>> Begin

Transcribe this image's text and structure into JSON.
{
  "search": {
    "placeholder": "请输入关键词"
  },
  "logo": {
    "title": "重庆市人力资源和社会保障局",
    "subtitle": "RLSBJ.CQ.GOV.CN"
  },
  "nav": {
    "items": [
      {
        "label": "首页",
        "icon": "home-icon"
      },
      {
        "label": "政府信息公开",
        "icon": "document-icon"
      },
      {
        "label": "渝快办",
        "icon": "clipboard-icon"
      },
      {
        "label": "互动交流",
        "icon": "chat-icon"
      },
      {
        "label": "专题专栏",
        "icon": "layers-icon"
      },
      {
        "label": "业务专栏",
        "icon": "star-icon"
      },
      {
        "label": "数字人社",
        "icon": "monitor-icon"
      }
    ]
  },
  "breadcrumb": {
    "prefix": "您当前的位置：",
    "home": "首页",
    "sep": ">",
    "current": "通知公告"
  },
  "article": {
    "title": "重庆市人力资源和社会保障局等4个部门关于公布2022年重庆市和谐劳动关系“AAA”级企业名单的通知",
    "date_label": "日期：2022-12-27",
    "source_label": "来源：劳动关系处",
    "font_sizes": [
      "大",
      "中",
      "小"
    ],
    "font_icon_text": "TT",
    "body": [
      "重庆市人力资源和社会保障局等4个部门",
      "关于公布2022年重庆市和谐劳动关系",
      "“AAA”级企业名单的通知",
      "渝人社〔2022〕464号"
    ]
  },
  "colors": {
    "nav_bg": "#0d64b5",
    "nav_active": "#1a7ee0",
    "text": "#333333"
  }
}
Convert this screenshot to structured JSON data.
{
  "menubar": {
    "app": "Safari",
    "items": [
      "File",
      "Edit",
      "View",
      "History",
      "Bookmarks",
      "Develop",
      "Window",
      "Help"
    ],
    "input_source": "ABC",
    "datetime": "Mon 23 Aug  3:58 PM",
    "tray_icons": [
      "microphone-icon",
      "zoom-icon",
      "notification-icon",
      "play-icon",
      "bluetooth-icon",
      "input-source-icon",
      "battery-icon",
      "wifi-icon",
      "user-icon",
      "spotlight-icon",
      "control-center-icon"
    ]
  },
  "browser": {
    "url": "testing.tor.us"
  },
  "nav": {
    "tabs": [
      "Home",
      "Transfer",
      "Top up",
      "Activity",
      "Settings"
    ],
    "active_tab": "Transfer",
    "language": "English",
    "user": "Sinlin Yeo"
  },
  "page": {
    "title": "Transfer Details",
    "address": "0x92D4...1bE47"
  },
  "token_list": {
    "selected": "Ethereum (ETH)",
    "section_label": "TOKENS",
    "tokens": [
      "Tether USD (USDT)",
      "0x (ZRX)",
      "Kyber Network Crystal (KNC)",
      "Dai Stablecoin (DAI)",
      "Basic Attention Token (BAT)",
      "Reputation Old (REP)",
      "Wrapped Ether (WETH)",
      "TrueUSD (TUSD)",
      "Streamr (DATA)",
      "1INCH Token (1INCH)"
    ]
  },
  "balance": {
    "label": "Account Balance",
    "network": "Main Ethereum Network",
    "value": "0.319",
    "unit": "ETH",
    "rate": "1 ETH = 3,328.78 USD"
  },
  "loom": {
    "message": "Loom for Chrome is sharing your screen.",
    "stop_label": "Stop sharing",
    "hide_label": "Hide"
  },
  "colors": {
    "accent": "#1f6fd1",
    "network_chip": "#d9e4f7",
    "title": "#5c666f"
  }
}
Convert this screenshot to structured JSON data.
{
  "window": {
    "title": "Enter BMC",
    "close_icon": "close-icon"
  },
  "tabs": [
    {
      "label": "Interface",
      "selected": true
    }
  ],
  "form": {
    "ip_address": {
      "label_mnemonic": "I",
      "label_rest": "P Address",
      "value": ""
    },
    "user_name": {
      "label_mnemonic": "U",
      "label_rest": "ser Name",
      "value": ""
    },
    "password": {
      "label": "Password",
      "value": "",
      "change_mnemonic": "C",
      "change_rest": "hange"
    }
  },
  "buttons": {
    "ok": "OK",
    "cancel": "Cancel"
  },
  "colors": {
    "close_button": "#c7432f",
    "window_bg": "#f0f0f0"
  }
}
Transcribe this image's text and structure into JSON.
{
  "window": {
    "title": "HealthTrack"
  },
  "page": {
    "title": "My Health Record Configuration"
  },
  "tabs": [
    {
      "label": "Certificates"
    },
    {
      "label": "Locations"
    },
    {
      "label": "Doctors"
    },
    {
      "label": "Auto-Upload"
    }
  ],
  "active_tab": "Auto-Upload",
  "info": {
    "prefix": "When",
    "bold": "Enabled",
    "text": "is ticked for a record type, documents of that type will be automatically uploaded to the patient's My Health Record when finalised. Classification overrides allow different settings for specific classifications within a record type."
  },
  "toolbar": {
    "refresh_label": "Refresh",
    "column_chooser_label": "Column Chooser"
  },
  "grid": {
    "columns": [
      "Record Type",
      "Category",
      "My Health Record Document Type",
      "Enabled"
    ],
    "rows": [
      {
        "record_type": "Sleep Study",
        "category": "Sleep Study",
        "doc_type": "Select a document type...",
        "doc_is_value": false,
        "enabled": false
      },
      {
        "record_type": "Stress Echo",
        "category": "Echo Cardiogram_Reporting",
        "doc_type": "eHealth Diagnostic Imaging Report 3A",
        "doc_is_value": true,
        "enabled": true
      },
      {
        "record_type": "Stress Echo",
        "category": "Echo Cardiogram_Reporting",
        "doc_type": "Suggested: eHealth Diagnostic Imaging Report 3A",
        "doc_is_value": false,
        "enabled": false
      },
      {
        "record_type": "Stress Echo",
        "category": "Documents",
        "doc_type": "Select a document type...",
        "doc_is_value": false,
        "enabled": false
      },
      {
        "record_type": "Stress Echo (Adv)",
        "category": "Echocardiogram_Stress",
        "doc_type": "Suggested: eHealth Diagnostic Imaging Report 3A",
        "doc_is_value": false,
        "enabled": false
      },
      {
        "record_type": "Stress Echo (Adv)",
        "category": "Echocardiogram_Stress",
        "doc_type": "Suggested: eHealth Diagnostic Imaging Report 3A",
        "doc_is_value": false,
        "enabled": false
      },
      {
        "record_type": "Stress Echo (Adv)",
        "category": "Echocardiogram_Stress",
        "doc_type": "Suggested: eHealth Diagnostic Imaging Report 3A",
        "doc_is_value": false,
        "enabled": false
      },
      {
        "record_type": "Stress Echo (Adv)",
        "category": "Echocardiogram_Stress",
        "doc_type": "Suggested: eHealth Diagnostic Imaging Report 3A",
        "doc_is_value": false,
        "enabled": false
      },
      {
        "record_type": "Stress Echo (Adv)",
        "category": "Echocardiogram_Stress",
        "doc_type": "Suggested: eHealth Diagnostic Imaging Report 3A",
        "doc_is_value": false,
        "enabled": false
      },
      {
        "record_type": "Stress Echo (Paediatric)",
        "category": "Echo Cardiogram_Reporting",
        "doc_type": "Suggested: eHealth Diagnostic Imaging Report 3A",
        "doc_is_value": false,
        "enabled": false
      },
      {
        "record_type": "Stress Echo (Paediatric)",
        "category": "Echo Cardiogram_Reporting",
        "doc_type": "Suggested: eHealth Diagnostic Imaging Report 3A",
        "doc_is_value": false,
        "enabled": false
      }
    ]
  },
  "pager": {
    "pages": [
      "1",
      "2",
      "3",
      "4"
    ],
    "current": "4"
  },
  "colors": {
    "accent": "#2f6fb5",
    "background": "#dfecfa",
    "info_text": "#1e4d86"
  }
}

>> End

Copy every single line of the material above that holds "selected".

◆ **Written solution**
    "selected": "Ethereum (ETH)",
      "selected": true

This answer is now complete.